- Stated exercise:
Below is a listing; copy all of it exactly.

[Dataset start]

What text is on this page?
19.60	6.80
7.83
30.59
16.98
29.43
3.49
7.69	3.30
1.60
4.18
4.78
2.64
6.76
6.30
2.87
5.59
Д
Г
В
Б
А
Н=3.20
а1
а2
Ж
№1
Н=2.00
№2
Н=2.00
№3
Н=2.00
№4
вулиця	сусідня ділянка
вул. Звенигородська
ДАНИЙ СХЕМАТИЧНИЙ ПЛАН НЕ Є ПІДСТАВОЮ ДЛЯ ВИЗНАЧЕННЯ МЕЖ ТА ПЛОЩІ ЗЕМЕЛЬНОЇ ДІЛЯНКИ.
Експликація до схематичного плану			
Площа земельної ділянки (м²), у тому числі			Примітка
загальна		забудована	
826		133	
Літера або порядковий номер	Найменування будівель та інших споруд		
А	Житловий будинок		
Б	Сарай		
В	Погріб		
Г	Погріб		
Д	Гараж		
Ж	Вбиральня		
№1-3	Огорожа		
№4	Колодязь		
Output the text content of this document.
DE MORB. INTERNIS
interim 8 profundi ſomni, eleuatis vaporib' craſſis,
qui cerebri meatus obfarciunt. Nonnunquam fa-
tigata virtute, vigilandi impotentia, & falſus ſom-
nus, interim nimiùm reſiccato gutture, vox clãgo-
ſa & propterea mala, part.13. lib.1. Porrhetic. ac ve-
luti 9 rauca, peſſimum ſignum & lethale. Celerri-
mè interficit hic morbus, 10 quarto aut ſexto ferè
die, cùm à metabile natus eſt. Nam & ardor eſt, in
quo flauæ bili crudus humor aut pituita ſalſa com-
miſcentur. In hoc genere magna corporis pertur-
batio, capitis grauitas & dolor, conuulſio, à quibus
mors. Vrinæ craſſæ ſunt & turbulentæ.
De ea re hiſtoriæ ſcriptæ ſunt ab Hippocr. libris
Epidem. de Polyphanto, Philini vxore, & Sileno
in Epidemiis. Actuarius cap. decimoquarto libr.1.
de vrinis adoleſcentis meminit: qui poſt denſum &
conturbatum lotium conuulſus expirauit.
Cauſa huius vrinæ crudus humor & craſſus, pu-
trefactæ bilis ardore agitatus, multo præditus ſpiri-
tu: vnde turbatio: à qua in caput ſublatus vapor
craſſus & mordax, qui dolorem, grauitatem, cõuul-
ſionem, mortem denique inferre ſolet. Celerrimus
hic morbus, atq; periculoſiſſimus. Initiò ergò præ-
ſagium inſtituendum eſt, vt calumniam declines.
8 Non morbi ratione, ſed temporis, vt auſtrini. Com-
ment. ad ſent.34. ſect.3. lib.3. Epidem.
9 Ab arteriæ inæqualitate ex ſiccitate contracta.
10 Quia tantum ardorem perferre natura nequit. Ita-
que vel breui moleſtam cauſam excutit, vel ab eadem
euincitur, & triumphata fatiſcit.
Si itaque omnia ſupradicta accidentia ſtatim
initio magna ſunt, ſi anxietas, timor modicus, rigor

[Dataset end]

- Response:
What text is on this page?
19.60	6.80
7.83
30.59
16.98
29.43
3.49
7.69	3.30
1.60
4.18
4.78
2.64
6.76
6.30
2.87
5.59
Д
Г
В
Б
А
Н=3.20
а1
а2
Ж
№1
Н=2.00
№2
Н=2.00
№3
Н=2.00
№4
вулиця	сусідня ділянка
вул. Звенигородська
ДАНИЙ СХЕМАТИЧНИЙ ПЛАН НЕ Є ПІДСТАВОЮ ДЛЯ ВИЗНАЧЕННЯ МЕЖ ТА ПЛОЩІ ЗЕМЕЛЬНОЇ ДІЛЯНКИ.
Експликація до схематичного плану			
Площа земельної ділянки (м²), у тому числі			Примітка
загальна		забудована	
826		133	
Літера або порядковий номер	Найменування будівель та інших споруд		
А	Житловий будинок		
Б	Сарай		
В	Погріб		
Г	Погріб		
Д	Гараж		
Ж	Вбиральня		
№1-3	Огорожа		
№4	Колодязь		
Output the text content of this document.
DE MORB. INTERNIS
interim 8 profundi ſomni, eleuatis vaporib' craſſis,
qui cerebri meatus obfarciunt. Nonnunquam fa-
tigata virtute, vigilandi impotentia, & falſus ſom-
nus, interim nimiùm reſiccato gutture, vox clãgo-
ſa & propterea mala, part.13. lib.1. Porrhetic. ac ve-
luti 9 rauca, peſſimum ſignum & lethale. Celerri-
mè interficit hic morbus, 10 quarto aut ſexto ferè
die, cùm à metabile natus eſt. Nam & ardor eſt, in
quo flauæ bili crudus humor aut pituita ſalſa com-
miſcentur. In hoc genere magna corporis pertur-
batio, capitis grauitas & dolor, conuulſio, à quibus
mors. Vrinæ craſſæ ſunt & turbulentæ.
De ea re hiſtoriæ ſcriptæ ſunt ab Hippocr. libris
Epidem. de Polyphanto, Philini vxore, & Sileno
in Epidemiis. Actuarius cap. decimoquarto libr.1.
de vrinis adoleſcentis meminit: qui poſt denſum &
conturbatum lotium conuulſus expirauit.
Cauſa huius vrinæ crudus humor & craſſus, pu-
trefactæ bilis ardore agitatus, multo præditus ſpiri-
tu: vnde turbatio: à qua in caput ſublatus vapor
craſſus & mordax, qui dolorem, grauitatem, cõuul-
ſionem, mortem denique inferre ſolet. Celerrimus
hic morbus, atq; periculoſiſſimus. Initiò ergò præ-
ſagium inſtituendum eſt, vt calumniam declines.
8 Non morbi ratione, ſed temporis, vt auſtrini. Com-
ment. ad ſent.34. ſect.3. lib.3. Epidem.
9 Ab arteriæ inæqualitate ex ſiccitate contracta.
10 Quia tantum ardorem perferre natura nequit. Ita-
que vel breui moleſtam cauſam excutit, vel ab eadem
euincitur, & triumphata fatiſcit.
Si itaque omnia ſupradicta accidentia ſtatim
initio magna ſunt, ſi anxietas, timor modicus, rigor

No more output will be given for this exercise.